SHORT TASK - Every line below that contains "shown" is to be copied.

DATA PROVIDED -
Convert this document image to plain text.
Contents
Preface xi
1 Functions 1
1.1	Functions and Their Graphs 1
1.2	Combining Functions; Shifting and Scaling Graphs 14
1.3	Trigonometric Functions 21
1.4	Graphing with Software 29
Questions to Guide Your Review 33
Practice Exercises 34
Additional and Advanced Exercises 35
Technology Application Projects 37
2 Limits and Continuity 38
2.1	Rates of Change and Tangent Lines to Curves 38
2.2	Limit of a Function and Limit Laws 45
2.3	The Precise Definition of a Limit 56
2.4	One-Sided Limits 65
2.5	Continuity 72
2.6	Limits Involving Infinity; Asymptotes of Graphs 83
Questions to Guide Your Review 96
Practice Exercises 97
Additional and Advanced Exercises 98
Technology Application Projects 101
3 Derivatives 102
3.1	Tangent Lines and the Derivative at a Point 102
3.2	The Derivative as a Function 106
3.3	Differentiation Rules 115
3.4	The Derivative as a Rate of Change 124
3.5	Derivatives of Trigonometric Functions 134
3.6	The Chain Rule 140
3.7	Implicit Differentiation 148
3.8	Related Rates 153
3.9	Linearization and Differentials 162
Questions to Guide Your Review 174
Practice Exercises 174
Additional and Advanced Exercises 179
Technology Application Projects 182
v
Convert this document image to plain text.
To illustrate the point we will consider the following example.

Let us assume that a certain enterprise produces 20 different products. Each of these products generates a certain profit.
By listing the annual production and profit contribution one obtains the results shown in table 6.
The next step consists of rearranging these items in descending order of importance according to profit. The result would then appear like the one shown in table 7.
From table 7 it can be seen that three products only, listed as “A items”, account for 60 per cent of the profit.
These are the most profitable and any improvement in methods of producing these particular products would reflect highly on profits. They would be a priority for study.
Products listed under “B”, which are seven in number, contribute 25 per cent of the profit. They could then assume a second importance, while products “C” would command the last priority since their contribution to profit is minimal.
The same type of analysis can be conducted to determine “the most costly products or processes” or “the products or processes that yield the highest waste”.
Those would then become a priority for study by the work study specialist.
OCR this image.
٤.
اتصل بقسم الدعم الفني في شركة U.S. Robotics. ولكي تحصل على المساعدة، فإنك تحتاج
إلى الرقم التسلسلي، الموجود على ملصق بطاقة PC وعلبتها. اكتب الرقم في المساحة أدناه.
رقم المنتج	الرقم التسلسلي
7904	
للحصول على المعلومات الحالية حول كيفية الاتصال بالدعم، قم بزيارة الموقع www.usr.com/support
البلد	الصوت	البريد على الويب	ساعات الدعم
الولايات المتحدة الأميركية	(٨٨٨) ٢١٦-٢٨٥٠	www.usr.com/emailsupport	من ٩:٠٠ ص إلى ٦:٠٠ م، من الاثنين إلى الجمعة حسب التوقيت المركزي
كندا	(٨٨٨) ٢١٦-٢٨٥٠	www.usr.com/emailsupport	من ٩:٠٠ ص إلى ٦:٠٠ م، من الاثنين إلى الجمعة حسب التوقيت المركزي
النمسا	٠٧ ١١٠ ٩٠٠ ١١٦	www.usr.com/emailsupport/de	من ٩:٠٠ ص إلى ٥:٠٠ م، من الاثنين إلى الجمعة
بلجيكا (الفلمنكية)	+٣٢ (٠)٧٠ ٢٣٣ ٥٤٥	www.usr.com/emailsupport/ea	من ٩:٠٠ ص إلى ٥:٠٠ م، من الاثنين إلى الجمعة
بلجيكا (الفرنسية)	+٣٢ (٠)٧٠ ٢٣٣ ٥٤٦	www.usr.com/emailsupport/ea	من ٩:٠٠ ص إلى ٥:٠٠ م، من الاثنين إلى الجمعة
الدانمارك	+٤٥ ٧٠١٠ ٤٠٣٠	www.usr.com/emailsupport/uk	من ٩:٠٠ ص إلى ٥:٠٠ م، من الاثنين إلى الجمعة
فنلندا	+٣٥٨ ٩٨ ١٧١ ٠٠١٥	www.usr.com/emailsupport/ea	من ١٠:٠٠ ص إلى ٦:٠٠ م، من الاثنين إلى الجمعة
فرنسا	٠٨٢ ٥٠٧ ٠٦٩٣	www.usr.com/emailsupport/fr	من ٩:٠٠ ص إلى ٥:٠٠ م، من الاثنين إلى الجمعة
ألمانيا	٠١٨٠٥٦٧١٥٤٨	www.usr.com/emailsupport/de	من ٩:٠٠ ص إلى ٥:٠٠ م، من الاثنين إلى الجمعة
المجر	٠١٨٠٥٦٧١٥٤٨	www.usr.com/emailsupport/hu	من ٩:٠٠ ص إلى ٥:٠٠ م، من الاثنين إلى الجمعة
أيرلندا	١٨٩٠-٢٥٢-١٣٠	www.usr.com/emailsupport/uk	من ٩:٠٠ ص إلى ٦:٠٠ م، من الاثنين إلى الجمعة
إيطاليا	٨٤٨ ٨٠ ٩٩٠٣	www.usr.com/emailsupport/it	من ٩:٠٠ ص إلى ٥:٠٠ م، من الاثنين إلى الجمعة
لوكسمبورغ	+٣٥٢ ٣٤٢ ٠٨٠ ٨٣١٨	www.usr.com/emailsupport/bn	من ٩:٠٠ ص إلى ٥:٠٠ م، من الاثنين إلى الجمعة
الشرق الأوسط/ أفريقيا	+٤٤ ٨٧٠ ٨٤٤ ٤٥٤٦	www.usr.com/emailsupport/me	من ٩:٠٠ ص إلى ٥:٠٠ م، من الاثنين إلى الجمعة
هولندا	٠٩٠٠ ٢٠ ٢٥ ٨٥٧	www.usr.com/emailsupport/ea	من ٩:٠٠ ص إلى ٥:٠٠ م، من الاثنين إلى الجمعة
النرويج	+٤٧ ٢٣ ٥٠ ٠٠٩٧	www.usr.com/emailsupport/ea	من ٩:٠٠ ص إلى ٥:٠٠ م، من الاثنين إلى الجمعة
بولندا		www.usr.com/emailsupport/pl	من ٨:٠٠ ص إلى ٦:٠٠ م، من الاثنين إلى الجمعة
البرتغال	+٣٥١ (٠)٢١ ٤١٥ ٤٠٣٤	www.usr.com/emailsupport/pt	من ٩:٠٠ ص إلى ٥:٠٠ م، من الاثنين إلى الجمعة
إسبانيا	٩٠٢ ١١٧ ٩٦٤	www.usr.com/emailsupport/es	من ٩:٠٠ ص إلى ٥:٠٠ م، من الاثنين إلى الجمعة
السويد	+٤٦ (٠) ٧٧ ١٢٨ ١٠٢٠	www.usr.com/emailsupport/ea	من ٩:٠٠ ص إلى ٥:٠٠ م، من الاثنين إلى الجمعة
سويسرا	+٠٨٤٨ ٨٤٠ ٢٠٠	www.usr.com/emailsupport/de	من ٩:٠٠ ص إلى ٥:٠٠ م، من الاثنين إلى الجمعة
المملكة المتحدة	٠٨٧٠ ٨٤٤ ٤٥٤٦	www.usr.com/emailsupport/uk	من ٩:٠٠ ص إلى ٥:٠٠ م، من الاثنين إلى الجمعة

EXERCISE RESPONSE -
By listing the annual production and profit contribution one obtains the results shown in table 6.
The next step consists of rearranging these items in descending order of importance according to profit. The result would then appear like the one shown in table 7.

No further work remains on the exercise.